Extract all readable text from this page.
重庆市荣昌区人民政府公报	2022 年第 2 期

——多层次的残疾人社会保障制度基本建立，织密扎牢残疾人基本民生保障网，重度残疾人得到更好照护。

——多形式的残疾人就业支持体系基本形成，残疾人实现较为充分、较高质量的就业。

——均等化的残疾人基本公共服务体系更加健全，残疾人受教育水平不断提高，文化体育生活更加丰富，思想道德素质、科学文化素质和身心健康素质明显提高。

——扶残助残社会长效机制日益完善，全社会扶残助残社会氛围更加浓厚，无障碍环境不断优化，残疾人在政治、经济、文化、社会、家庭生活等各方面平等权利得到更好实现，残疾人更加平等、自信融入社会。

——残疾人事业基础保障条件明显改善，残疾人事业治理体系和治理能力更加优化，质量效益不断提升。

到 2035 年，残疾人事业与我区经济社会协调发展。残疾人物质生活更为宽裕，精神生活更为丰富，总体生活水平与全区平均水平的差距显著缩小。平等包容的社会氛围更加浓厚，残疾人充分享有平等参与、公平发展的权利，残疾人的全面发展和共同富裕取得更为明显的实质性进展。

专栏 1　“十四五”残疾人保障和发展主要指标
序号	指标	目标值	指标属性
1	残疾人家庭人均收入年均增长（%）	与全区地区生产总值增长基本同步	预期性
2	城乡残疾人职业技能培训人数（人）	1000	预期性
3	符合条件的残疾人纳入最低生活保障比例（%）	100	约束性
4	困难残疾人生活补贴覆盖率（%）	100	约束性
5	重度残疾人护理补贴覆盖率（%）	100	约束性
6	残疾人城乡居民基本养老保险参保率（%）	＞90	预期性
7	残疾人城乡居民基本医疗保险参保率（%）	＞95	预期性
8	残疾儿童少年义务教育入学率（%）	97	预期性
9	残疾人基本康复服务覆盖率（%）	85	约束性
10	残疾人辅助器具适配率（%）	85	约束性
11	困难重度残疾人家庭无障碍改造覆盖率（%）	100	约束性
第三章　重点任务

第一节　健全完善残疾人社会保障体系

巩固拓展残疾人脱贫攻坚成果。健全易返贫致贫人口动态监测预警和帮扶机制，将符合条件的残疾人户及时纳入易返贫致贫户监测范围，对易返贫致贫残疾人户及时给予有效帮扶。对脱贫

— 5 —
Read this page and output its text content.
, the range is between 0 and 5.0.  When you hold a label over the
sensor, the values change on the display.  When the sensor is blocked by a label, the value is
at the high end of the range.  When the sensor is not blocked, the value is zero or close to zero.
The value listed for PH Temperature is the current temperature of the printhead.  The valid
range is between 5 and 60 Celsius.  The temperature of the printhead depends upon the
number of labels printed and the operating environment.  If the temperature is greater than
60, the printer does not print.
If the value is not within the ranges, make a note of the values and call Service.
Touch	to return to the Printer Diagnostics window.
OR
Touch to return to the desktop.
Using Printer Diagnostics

§ **Written instruction**: Reproduce the data, keeping every line exactly the same.

§ **In response**:
Extract all readable text from this page.
重庆市荣昌区人民政府公报	2022 年第 2 期

——多层次的残疾人社会保障制度基本建立，织密扎牢残疾人基本民生保障网，重度残疾人得到更好照护。

——多形式的残疾人就业支持体系基本形成，残疾人实现较为充分、较高质量的就业。

——均等化的残疾人基本公共服务体系更加健全，残疾人受教育水平不断提高，文化体育生活更加丰富，思想道德素质、科学文化素质和身心健康素质明显提高。

——扶残助残社会长效机制日益完善，全社会扶残助残社会氛围更加浓厚，无障碍环境不断优化，残疾人在政治、经济、文化、社会、家庭生活等各方面平等权利得到更好实现，残疾人更加平等、自信融入社会。

——残疾人事业基础保障条件明显改善，残疾人事业治理体系和治理能力更加优化，质量效益不断提升。

到 2035 年，残疾人事业与我区经济社会协调发展。残疾人物质生活更为宽裕，精神生活更为丰富，总体生活水平与全区平均水平的差距显著缩小。平等包容的社会氛围更加浓厚，残疾人充分享有平等参与、公平发展的权利，残疾人的全面发展和共同富裕取得更为明显的实质性进展。

专栏 1　“十四五”残疾人保障和发展主要指标
序号	指标	目标值	指标属性
1	残疾人家庭人均收入年均增长（%）	与全区地区生产总值增长基本同步	预期性
2	城乡残疾人职业技能培训人数（人）	1000	预期性
3	符合条件的残疾人纳入最低生活保障比例（%）	100	约束性
4	困难残疾人生活补贴覆盖率（%）	100	约束性
5	重度残疾人护理补贴覆盖率（%）	100	约束性
6	残疾人城乡居民基本养老保险参保率（%）	＞90	预期性
7	残疾人城乡居民基本医疗保险参保率（%）	＞95	预期性
8	残疾儿童少年义务教育入学率（%）	97	预期性
9	残疾人基本康复服务覆盖率（%）	85	约束性
10	残疾人辅助器具适配率（%）	85	约束性
11	困难重度残疾人家庭无障碍改造覆盖率（%）	100	约束性
第三章　重点任务

第一节　健全完善残疾人社会保障体系

巩固拓展残疾人脱贫攻坚成果。健全易返贫致贫人口动态监测预警和帮扶机制，将符合条件的残疾人户及时纳入易返贫致贫户监测范围，对易返贫致贫残疾人户及时给予有效帮扶。对脱贫

— 5 —
Read this page and output its text content.
, the range is between 0 and 5.0.  When you hold a label over the
sensor, the values change on the display.  When the sensor is blocked by a label, the value is
at the high end of the range.  When the sensor is not blocked, the value is zero or close to zero.
The value listed for PH Temperature is the current temperature of the printhead.  The valid
range is between 5 and 60 Celsius.  The temperature of the printhead depends upon the
number of labels printed and the operating environment.  If the temperature is greater than
60, the printer does not print.
If the value is not within the ranges, make a note of the values and call Service.
Touch	to return to the Printer Diagnostics window.
OR
Touch to return to the desktop.
Using Printer Diagnostics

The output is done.